SET PROBLEM ->
Find how many lines hold the word "this". Give only the number.

——

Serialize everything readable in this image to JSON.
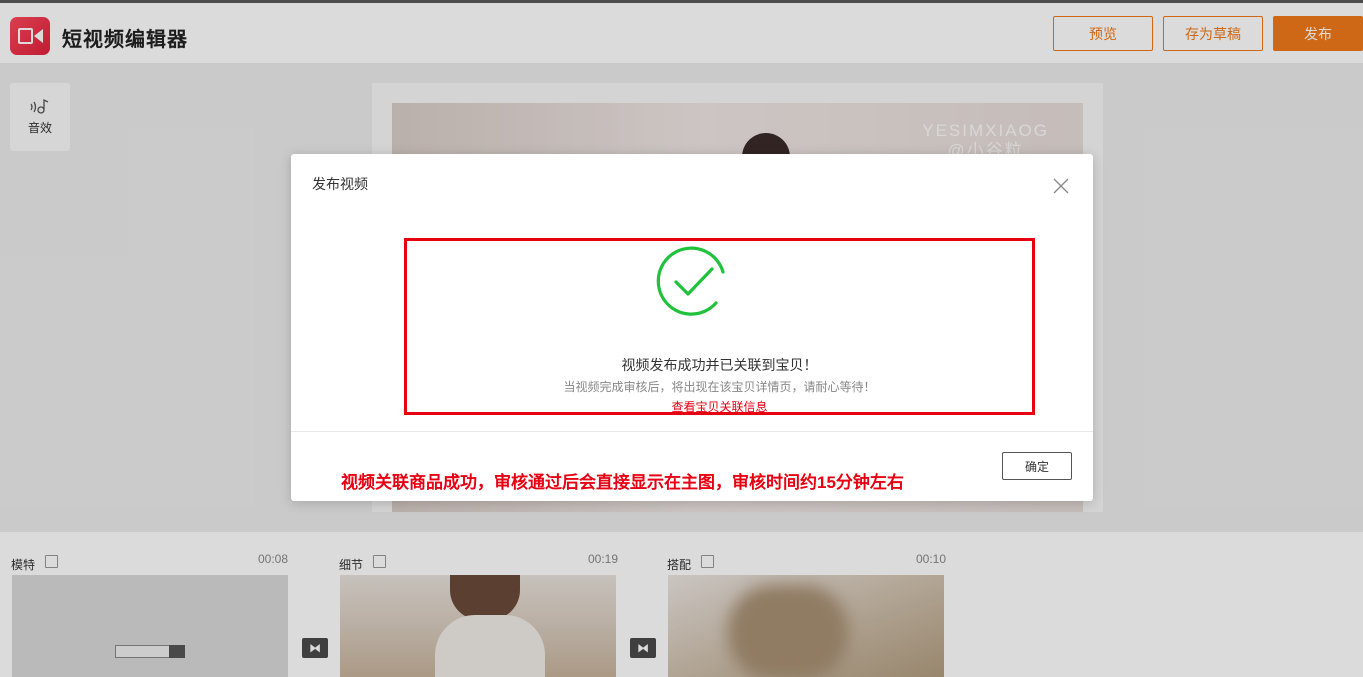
{
  "header": {
    "title": "短视频编辑器",
    "buttons": {
      "preview": "预览",
      "draft": "存为草稿",
      "publish": "发布"
    },
    "accent_color": "#f07a1a"
  },
  "toolbar": {
    "sound_effect_label": "音效"
  },
  "preview": {
    "watermark_line1": "YESIMXIAOG",
    "watermark_line2": "@小谷粒"
  },
  "timeline": {
    "clips": [
      {
        "label": "模特",
        "duration": "00:08"
      },
      {
        "label": "细节",
        "duration": "00:19"
      },
      {
        "label": "搭配",
        "duration": "00:10"
      }
    ]
  },
  "modal": {
    "title": "发布视频",
    "success_title": "视频发布成功并已关联到宝贝！",
    "success_subtitle": "当视频完成审核后，将出现在该宝贝详情页，请耐心等待！",
    "success_link": "查看宝贝关联信息",
    "annotation": "视频关联商品成功，审核通过后会直接显示在主图，审核时间约15分钟左右",
    "confirm_label": "确定",
    "success_color": "#1fc23a",
    "highlight_color": "#e60012"
  }
}
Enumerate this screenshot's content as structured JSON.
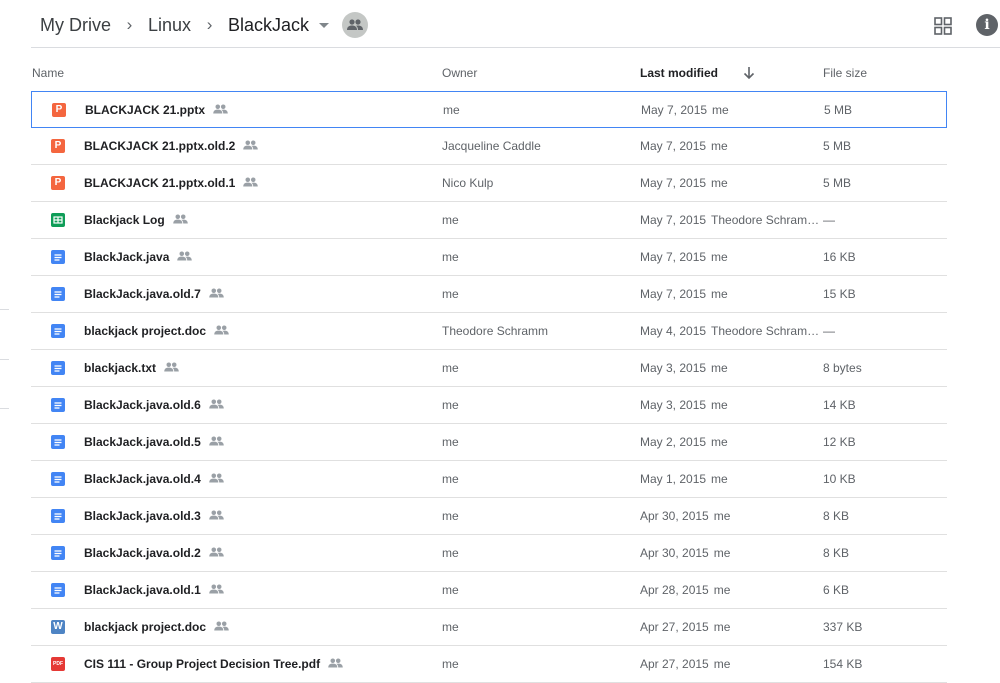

——

SOLUTION TO THE PROBLEM ->
2